[Start of Data for this exercise]

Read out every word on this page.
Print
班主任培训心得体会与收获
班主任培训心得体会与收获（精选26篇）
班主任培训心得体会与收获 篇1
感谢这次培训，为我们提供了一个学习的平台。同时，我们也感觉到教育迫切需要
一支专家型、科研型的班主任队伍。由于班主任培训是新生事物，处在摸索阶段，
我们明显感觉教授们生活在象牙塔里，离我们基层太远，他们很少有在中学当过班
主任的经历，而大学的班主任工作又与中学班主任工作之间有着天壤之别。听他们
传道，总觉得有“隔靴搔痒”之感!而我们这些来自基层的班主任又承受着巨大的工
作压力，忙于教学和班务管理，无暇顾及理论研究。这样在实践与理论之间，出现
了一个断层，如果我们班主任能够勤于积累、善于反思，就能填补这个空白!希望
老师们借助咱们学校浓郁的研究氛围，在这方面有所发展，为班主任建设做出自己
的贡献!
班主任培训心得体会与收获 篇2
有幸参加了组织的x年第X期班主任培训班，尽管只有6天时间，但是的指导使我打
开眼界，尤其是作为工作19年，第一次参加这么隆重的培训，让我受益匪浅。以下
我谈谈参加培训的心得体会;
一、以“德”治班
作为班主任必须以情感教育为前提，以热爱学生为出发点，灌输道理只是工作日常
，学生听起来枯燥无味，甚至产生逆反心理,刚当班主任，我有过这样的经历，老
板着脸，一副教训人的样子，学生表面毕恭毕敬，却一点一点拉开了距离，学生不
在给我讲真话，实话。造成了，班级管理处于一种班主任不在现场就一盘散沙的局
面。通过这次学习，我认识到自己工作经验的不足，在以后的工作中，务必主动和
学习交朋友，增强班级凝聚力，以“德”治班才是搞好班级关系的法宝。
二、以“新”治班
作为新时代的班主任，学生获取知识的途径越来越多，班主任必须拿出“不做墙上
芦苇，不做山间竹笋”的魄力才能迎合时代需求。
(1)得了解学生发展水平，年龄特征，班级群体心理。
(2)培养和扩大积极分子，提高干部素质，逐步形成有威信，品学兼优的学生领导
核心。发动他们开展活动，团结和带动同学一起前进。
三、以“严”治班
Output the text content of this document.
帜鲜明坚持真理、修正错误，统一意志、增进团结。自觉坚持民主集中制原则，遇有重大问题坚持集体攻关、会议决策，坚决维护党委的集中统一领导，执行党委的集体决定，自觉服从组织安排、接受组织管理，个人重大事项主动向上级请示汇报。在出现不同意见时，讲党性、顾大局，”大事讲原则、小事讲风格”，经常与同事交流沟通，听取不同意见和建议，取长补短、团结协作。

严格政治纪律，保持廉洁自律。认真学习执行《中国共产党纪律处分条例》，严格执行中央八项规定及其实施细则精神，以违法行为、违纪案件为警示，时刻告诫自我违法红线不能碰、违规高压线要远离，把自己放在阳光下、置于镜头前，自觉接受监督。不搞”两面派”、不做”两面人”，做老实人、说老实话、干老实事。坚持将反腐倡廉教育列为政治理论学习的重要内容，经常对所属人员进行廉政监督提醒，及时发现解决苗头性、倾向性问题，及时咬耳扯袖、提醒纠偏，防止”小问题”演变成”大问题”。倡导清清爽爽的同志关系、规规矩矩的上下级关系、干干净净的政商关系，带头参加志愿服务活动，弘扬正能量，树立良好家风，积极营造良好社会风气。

[End of Data for this exercise]
[Start of Data for this exercise]

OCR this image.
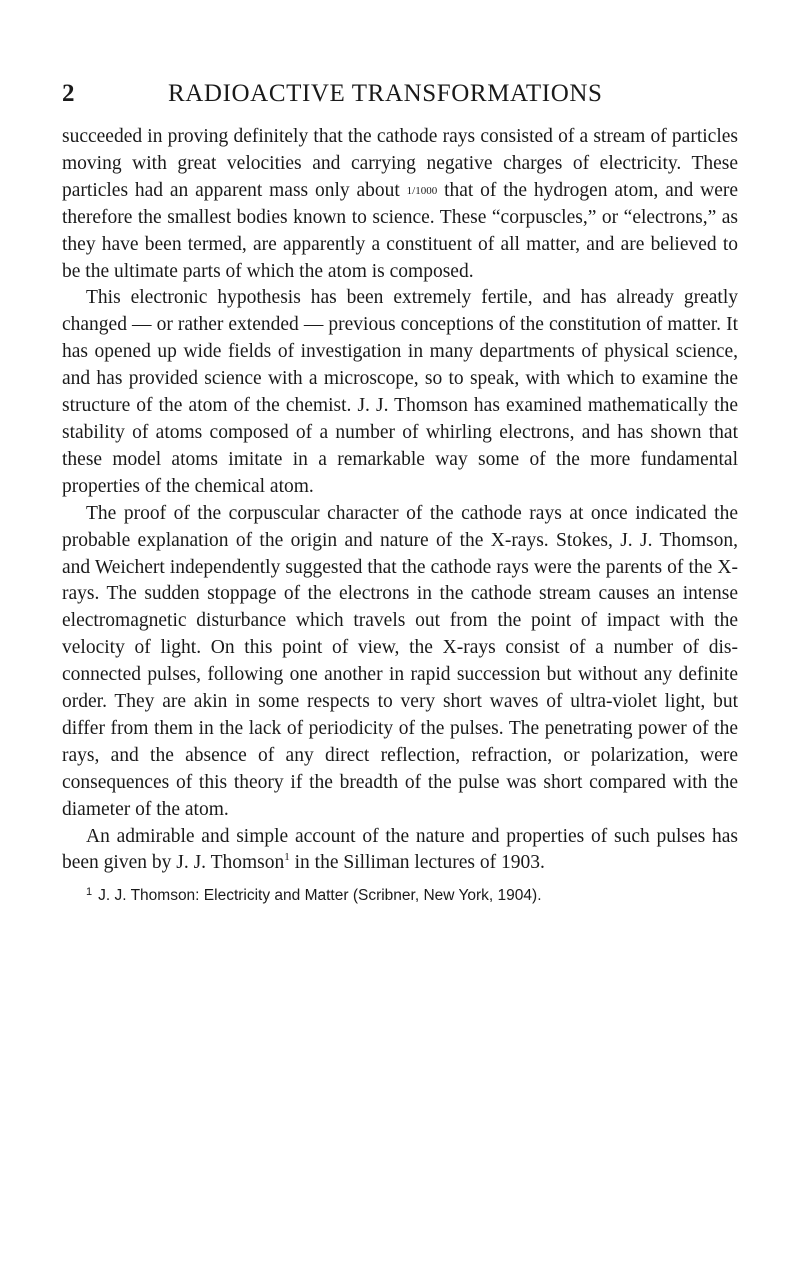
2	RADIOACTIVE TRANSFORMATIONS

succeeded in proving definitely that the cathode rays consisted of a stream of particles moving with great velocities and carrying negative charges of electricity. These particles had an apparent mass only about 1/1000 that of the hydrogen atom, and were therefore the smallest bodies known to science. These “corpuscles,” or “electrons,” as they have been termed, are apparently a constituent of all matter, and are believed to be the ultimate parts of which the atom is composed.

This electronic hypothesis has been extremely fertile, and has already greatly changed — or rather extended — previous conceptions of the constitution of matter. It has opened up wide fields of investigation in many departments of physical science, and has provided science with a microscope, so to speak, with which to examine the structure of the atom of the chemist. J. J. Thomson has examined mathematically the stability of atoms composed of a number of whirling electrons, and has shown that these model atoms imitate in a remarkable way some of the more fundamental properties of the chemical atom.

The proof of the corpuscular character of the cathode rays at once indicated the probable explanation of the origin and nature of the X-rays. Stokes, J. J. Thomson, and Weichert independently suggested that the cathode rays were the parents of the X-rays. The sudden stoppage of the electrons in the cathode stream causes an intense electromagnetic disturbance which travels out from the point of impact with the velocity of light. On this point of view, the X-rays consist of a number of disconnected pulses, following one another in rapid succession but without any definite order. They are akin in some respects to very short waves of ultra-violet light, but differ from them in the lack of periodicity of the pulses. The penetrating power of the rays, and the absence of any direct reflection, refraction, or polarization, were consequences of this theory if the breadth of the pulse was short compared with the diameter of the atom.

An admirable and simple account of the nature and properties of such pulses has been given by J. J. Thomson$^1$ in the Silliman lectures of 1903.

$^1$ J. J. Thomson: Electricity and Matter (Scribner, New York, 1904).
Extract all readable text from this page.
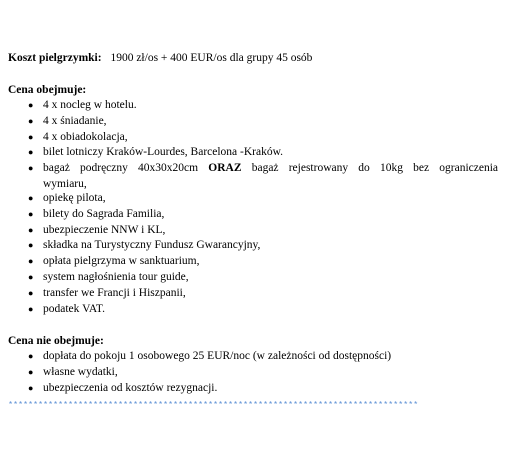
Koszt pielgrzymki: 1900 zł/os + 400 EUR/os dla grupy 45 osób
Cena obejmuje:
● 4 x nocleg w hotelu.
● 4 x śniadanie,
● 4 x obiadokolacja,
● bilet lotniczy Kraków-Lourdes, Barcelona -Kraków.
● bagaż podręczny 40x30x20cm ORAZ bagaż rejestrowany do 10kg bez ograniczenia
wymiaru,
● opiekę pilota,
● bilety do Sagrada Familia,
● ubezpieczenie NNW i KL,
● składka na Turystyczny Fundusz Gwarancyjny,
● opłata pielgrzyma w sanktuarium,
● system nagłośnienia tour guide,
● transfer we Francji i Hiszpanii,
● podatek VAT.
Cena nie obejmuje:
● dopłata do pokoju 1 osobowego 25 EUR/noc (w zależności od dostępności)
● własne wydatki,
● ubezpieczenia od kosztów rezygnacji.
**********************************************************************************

[End of Data for this exercise]

## What is expected
Of the lines above, copy each that contains "text".

## The result
Output the text content of this document.
Extract all readable text from this page.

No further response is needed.